# [Direction]
Find the lines that hold "транспорта". Report only how many there are.

# [Records supplied]
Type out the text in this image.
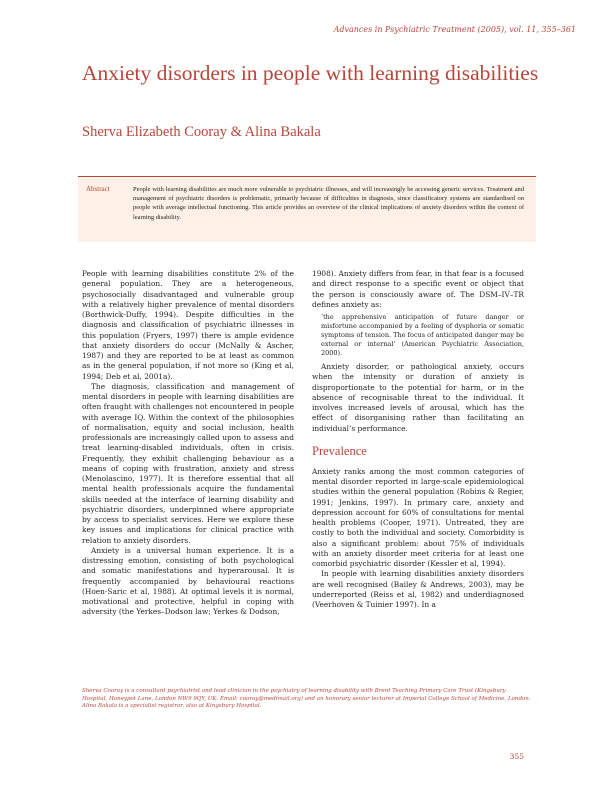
Advances in Psychiatric Treatment (2005), vol. 11, 355–361
Anxiety disorders in people with learning disabilities

Sherva Elizabeth Cooray & Alina Bakala

Abstract	People with learning disabilities are much more vulnerable to psychiatric illnesses, and will increasingly be accessing generic services. Treatment and management of psychiatric disorders is problematic, primarily because of difficulties in diagnosis, since classificatory systems are standardised on people with average intellectual functioning. This article provides an overview of the clinical implications of anxiety disorders within the context of learning disability.

People with learning disabilities constitute 2% of the general population. They are a heterogeneous, psychosocially disadvantaged and vulnerable group with a relatively higher prevalence of mental disorders (Borthwick-Duffy, 1994). Despite difficulties in the diagnosis and classification of psychiatric illnesses in this population (Fryers, 1997) there is ample evidence that anxiety disorders do occur (McNally & Ascher, 1987) and they are reported to be at least as common as in the general population, if not more so (King et al, 1994; Deb et al, 2001a).

The diagnosis, classification and management of mental disorders in people with learning disabilities are often fraught with challenges not encountered in people with average IQ. Within the context of the philosophies of normalisation, equity and social inclusion, health professionals are increasingly called upon to assess and treat learning-disabled individuals, often in crisis. Frequently, they exhibit challenging behaviour as a means of coping with frustration, anxiety and stress (Menolascino, 1977). It is therefore essential that all mental health professionals acquire the fundamental skills needed at the interface of learning disability and psychiatric disorders, underpinned where appropriate by access to specialist services. Here we explore these key issues and implications for clinical practice with relation to anxiety disorders.

Anxiety is a universal human experience. It is a distressing emotion, consisting of both psychological and somatic manifestations and hyperarousal. It is frequently accompanied by behavioural reactions (Hoen-Saric et al, 1988). At optimal levels it is normal, motivational and protective, helpful in coping with adversity (the Yerkes–Dodson law; Yerkes & Dodson,

1908). Anxiety differs from fear, in that fear is a focused and direct response to a specific event or object that the person is consciously aware of. The DSM–IV–TR defines anxiety as:

‘the apprehensive anticipation of future danger or misfortune accompanied by a feeling of dysphoria or somatic symptoms of tension. The focus of anticipated danger may be external or internal’ (American Psychiatric Association, 2000).

Anxiety disorder, or pathological anxiety, occurs when the intensity or duration of anxiety is disproportionate to the potential for harm, or in the absence of recognisable threat to the individual. It involves increased levels of arousal, which has the effect of disorganising rather than facilitating an individual’s performance.

Prevalence

Anxiety ranks among the most common categories of mental disorder reported in large-scale epidemiological studies within the general population (Robins & Regier, 1991; Jenkins, 1997). In primary care, anxiety and depression account for 60% of consultations for mental health problems (Cooper, 1971). Untreated, they are costly to both the individual and society. Comorbidity is also a significant problem: about 75% of individuals with an anxiety disorder meet criteria for at least one comorbid psychiatric disorder (Kessler et al, 1994).

In people with learning disabilities anxiety disorders are well recognised (Bailey & Andrews, 2003), may be underreported (Reiss et al, 1982) and underdiagnosed (Veerhoven & Tuinier 1997). In a

Sherva Cooray is a consultant psychiatrist and lead clinician in the psychiatry of learning disability with Brent Teaching Primary Care Trust (Kingsbury Hospital, Honeypot Lane, London NW9 9QY, UK. Email: cooray@medimail.org) and an honorary senior lecturer at Imperial College School of Medicine, London. Alina Bakala is a specialist registrar, also at Kingsbury Hospital.

355
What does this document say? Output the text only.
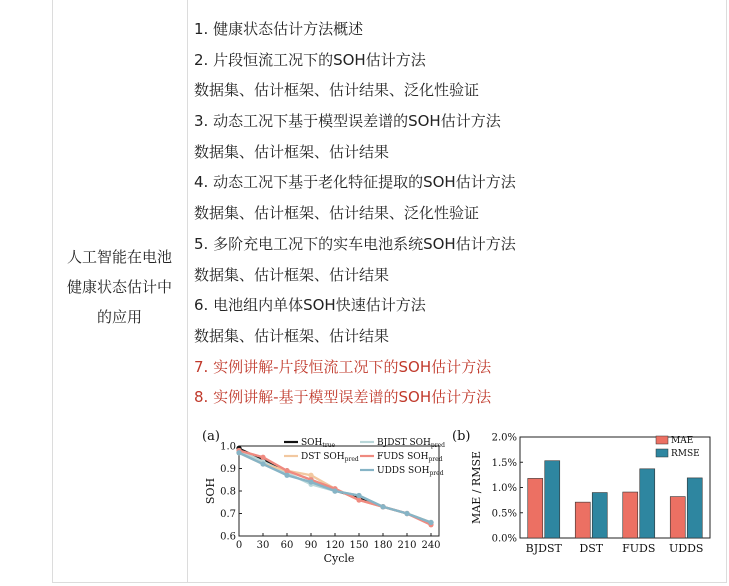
人工智能在电池
健康状态估计中
的应用
1. 健康状态估计方法概述
2. 片段恒流工况下的SOH估计方法
数据集、估计框架、估计结果、泛化性验证
3. 动态工况下基于模型误差谱的SOH估计方法
数据集、估计框架、估计结果
4. 动态工况下基于老化特征提取的SOH估计方法
数据集、估计框架、估计结果、泛化性验证
5. 多阶充电工况下的实车电池系统SOH估计方法
数据集、估计框架、估计结果
6. 电池组内单体SOH快速估计方法
数据集、估计框架、估计结果
7. 实例讲解-片段恒流工况下的SOH估计方法
8. 实例讲解-基于模型误差谱的SOH估计方法
(a)
0 30 60 90 120 150 180 210 240
0.6
0.7
0.8
0.9
1.0
Cycle
SOH
$SOH_{true}$	BJDST $SOH_{pred}$
DST $SOH_{pred}$ FUDS $SOH_{pred}$
UDDS $SOH_{pred}$
(b)
0.0%
0.5%
1.0%
1.5%
2.0%
MAE / RMSE
BJDST DST FUDS UDDS
MAE
RMSE
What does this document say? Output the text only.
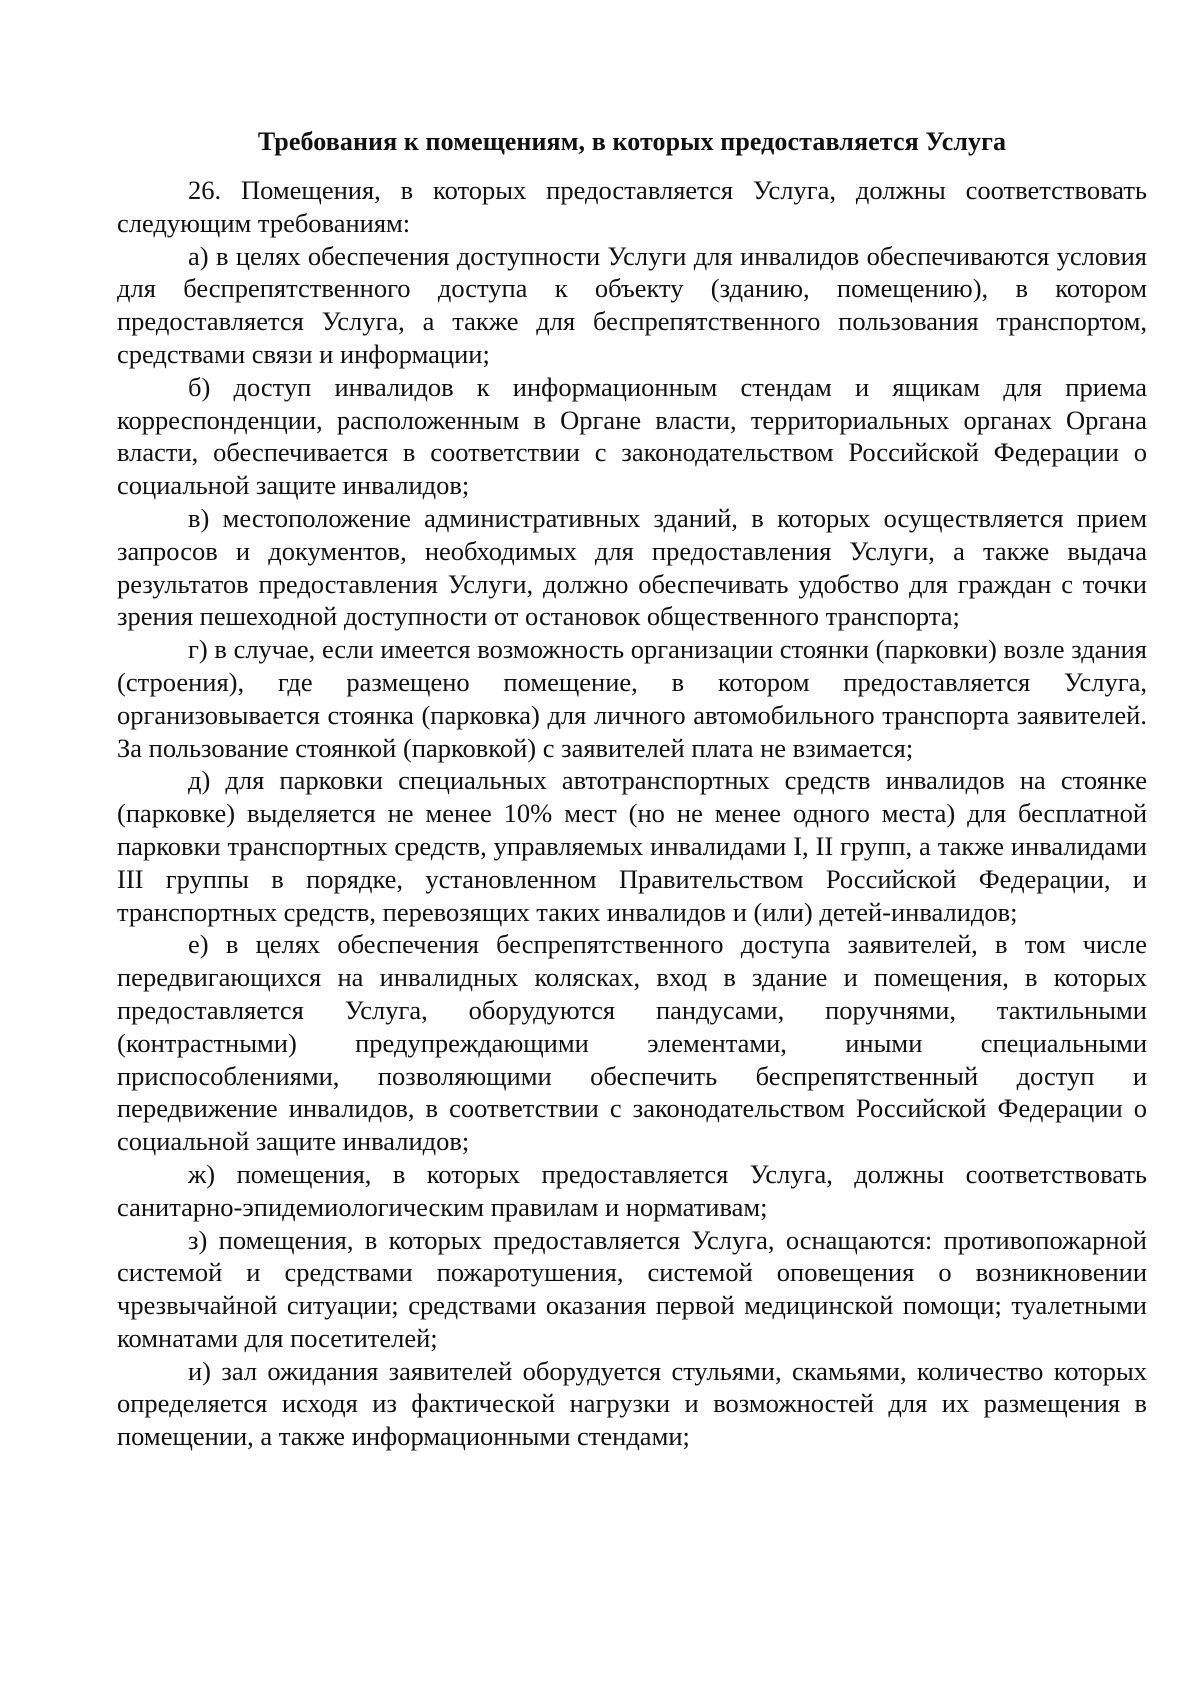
Требования к помещениям, в которых предоставляется Услуга

26. Помещения, в которых предоставляется Услуга, должны соответствовать следующим требованиям:

а) в целях обеспечения доступности Услуги для инвалидов обеспечиваются условия для беспрепятственного доступа к объекту (зданию, помещению), в котором предоставляется Услуга, а также для беспрепятственного пользования транспортом, средствами связи и информации;

б) доступ инвалидов к информационным стендам и ящикам для приема корреспонденции, расположенным в Органе власти, территориальных органах Органа власти, обеспечивается в соответствии с законодательством Российской Федерации о социальной защите инвалидов;

в) местоположение административных зданий, в которых осуществляется прием запросов и документов, необходимых для предоставления Услуги, а также выдача результатов предоставления Услуги, должно обеспечивать удобство для граждан с точки зрения пешеходной доступности от остановок общественного транспорта;

г) в случае, если имеется возможность организации стоянки (парковки) возле здания (строения), где размещено помещение, в котором предоставляется Услуга, организовывается стоянка (парковка) для личного автомобильного транспорта заявителей. За пользование стоянкой (парковкой) с заявителей плата не взимается;

д) для парковки специальных автотранспортных средств инвалидов на стоянке (парковке) выделяется не менее 10% мест (но не менее одного места) для бесплатной парковки транспортных средств, управляемых инвалидами I, II групп, а также инвалидами III группы в порядке, установленном Правительством Российской Федерации, и транспортных средств, перевозящих таких инвалидов и (или) детей-инвалидов;

е) в целях обеспечения беспрепятственного доступа заявителей, в том числе передвигающихся на инвалидных колясках, вход в здание и помещения, в которых предоставляется Услуга, оборудуются пандусами, поручнями, тактильными (контрастными) предупреждающими элементами, иными специальными приспособлениями, позволяющими обеспечить беспрепятственный доступ и передвижение инвалидов, в соответствии с законодательством Российской Федерации о социальной защите инвалидов;

ж) помещения, в которых предоставляется Услуга, должны соответствовать санитарно-эпидемиологическим правилам и нормативам;

з) помещения, в которых предоставляется Услуга, оснащаются: противопожарной системой и средствами пожаротушения, системой оповещения о возникновении чрезвычайной ситуации; средствами оказания первой медицинской помощи; туалетными комнатами для посетителей;

и) зал ожидания заявителей оборудуется стульями, скамьями, количество которых определяется исходя из фактической нагрузки и возможностей для их размещения в помещении, а также информационными стендами;
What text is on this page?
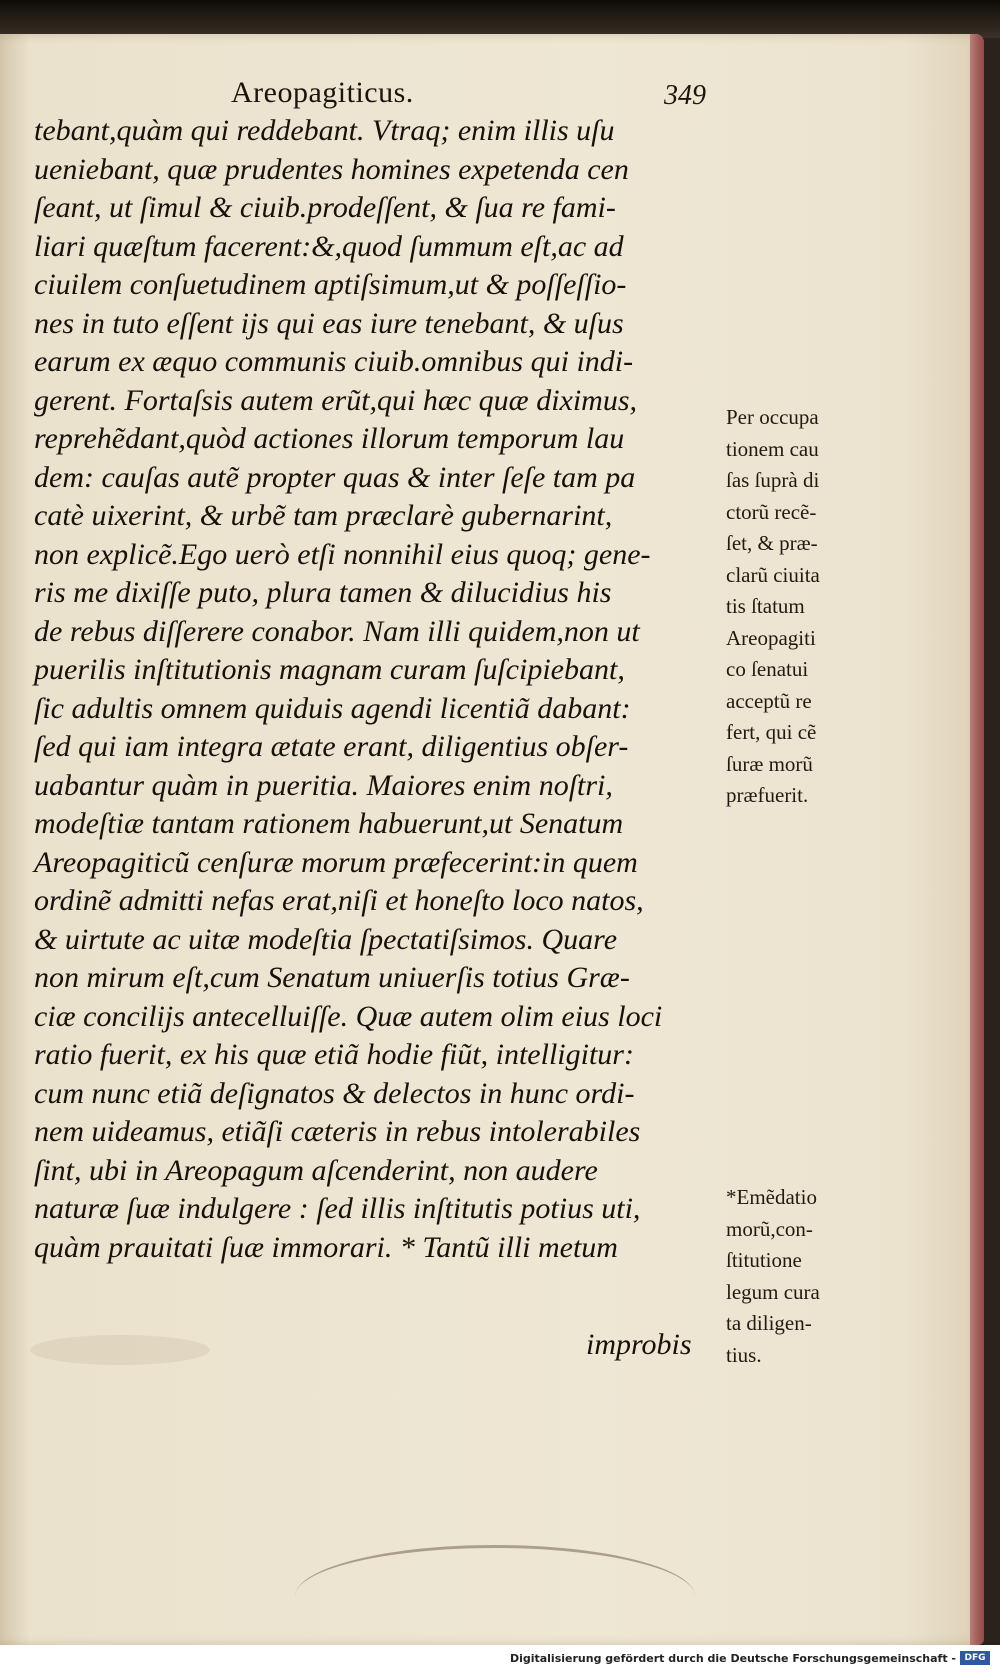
Areopagiticus.	349
tebant,quàm qui reddebant. Vtraq; enim illis uſu
ueniebant, quæ prudentes homines expetenda cen
ſeant, ut ſimul & ciuib.prodeſſent, & ſua re fami-
liari quæſtum facerent:&,quod ſummum eſt,ac ad
ciuilem conſuetudinem aptiſsimum,ut & poſſeſſio-
nes in tuto eſſent ijs qui eas iure tenebant, & uſus
earum ex æquo communis ciuib.omnibus qui indi-
gerent. Fortaſsis autem erũt,qui hæc quæ diximus,
reprehẽdant,quòd actiones illorum temporum lau
dem: cauſas autẽ propter quas & inter ſeſe tam pa
catè uixerint, & urbẽ tam præclarè gubernarint,
non explicẽ.Ego uerò etſi nonnihil eius quoq; gene-
ris me dixiſſe puto, plura tamen & dilucidius his
de rebus diſſerere conabor. Nam illi quidem,non ut
puerilis inſtitutionis magnam curam ſuſcipiebant,
ſic adultis omnem quiduis agendi licentiã dabant:
ſed qui iam integra ætate erant, diligentius obſer-
uabantur quàm in pueritia. Maiores enim noſtri,
modeſtiæ tantam rationem habuerunt,ut Senatum
Areopagiticũ cenſuræ morum præfecerint:in quem
ordinẽ admitti nefas erat,niſi et honeſto loco natos,
& uirtute ac uitæ modeſtia ſpectatiſsimos. Quare
non mirum eſt,cum Senatum uniuerſis totius Græ-
ciæ concilijs antecelluiſſe. Quæ autem olim eius loci
ratio fuerit, ex his quæ etiã hodie fiũt, intelligitur:
cum nunc etiã deſignatos & delectos in hunc ordi-
nem uideamus, etiãſi cæteris in rebus intolerabiles
ſint, ubi in Areopagum aſcenderint, non audere
naturæ ſuæ indulgere : ſed illis inſtitutis potius uti,
quàm prauitati ſuæ immorari. * Tantũ illi metum
improbis
Per occupa
tionem cau
ſas ſuprà di
ctorũ recẽ-
ſet, & præ-
clarũ ciuita
tis ſtatum
Areopagiti
co ſenatui
acceptũ re
fert, qui cẽ
ſuræ morũ
præfuerit.
*Emẽdatio
morũ,con-
ſtitutione
legum cura
ta diligen-
tius.
Digitalisierung gefördert durch die Deutsche Forschungsgemeinschaft - DFG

# [Correct answer]
2